▶ [Aim A]:
Answer these questions from the RAID patent text, one answer per line and marked to match:
(i) Who are the authors of the two works cited as outlining RAID 4/5 and other systems, and in what years did the works appear?
(ii) Through what does the host and/or RAID controller 100 read and write data to the storage devices 120?
(iii) What does FIG. 6 show?
▶ [Aim B]:
Rewrite the part of the RAID patent text starting with "FIG. 2 shows" and going on through "reversing this process.", replacing "RAID controller" with "disk controller".
Document extract start
BACKGROUND OF THE INVENTION
[0002] 1. Field of the Invention
[0003] The invention relates generally to redundant array of
independent disks (RAID) architectures, and more specifically, to a
multiple level RAID architecture.
[0004] 2. Background Information
[0005] In today's data storage technology, there are several
configurations for redundant array of independent disk (RAID)
arrays. Beyond RAID 0/1, which is a simple stripe or mirror
configuration, more redundant and complex data storage systems are
available. These systems include RAID 4/5 and others as outlined in
"A Case for Redundant Arrays of Inexpensive Disks," David A.
Patterson (1987) and "Raidbook, 6.sup.th Edition: A Storage System
Technology Handbook" Paul Massiglia (1999). RAID 4/5 systems
incorporate a parity protection system, whereby any one component
of the system can have its data reconstructed in the case of a
storage device failure, as long as all the other components of the
system are in proper working order. This is done by reading the
parity information from the other storage device(s), and
calculating the missing component. Typically, in this type of
configuration, the information contained in the data system is
distributed to the components evenly in a RAID 0 stripe
configuration. Distributing the information evenly among the
components allows for faster retrieval, because no one component
contains all the information requested, which could slow down the
system.
[0006] FIG. 1 illustrates a conventional RAID architecture used in
network storage applications. The architecture includes a host
and/or RAID controller 100 that reads and writes data to the
underlying storage devices 120 through a communication medium 110.
The host and/or RAID controller typically implement a RAID 4/5 or
parity scheme that is written to the disks. This allows for some
redundancy if there is a storage device failure. In addition, a
RAID 0 stripe can be written to the storage devices at the same
time. This stripe allows for the data to be evenly written to the
devices 120 in an attempt to maximize overall system performance.
FIG. 2 shows the logical assignment of information for the
conventional RAID architecture of FIG. 1. Referring to FIG. 2, the
data is broken down by the RAID controller into equal sizes, parity
information is calculated, and the data is then written to the
storage devices. Retrieving the data from storage devices is
handled by reversing this process.
BRIEF DESCRIPTION OF THE DRAWINGS
[0007] FIG. 1 illustrates a block diagram of a conventional RAID
architecture.
[0008] FIG. 2 illustrates the flow of data in the RAID architecture
of FIG. 1.
[0009] FIG. 3 illustrates a block diagram of a RAID architecture,
according to one embodiment of the present disclosure.
[0010] FIG. 4 illustrates the flow of data in the exemplary RAID
architecture of FIG. 3.
[0011] FIG. 5 illustrates a block diagram of a RAID architecture,
according to another embodiment of the present disclosure.
[0012] FIG. 6 shows a block diagram of a RAID controller, according
to one embodiment of the present disclosure.
DETAILED DESCRIPTION
[0013] Disclosed herein are embodiments of a multi-level (or
multi-stage) redundant array of independent disks (RAID)
architecture, including a primary RAID controller at a first RAID
level and one or more RAID controllers in at least a secondary RAID
level. This implementation of a multi-level RAID architecture
allows for distribution of data to provide a balanced workload and
an overall increase in system performance.
Document extract end
Dataset section start
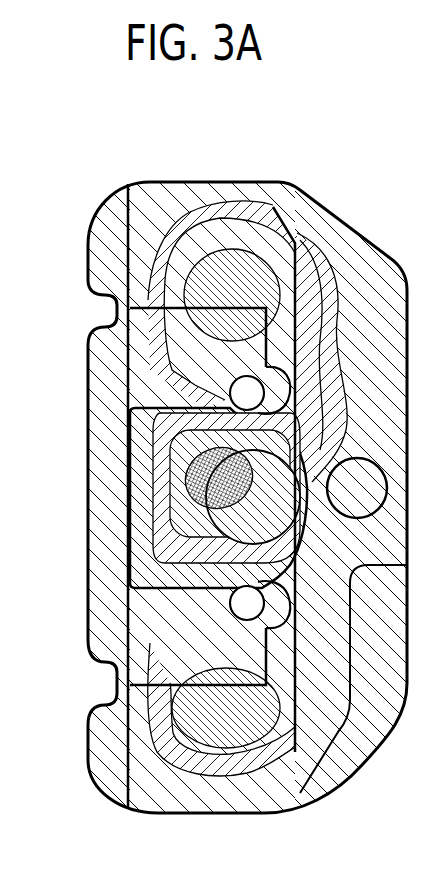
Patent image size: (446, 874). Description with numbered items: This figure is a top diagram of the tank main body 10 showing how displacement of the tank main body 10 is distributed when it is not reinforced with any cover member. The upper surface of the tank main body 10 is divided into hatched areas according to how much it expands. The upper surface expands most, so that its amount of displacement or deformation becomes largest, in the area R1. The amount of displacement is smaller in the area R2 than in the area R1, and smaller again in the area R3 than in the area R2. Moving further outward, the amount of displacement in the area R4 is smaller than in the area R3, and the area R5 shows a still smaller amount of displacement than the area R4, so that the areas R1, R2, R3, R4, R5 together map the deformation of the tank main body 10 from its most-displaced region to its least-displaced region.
Dataset section end
▶ [Full response A]:
(i) David A. Patterson (1987) and Paul Massiglia (1999).
(ii) Through a communication medium 110.
(iii) A block diagram of a RAID controller, according to one embodiment of the present disclosure.

▶ [Full response B]:
FIG. 2 shows the logical assignment of information for the
conventional RAID architecture of FIG. 1. Referring to FIG. 2, the
data is broken down by the disk controller into equal sizes, parity
information is calculated, and the data is then written to the
storage devices. Retrieving the data from storage devices is
handled by reversing this process.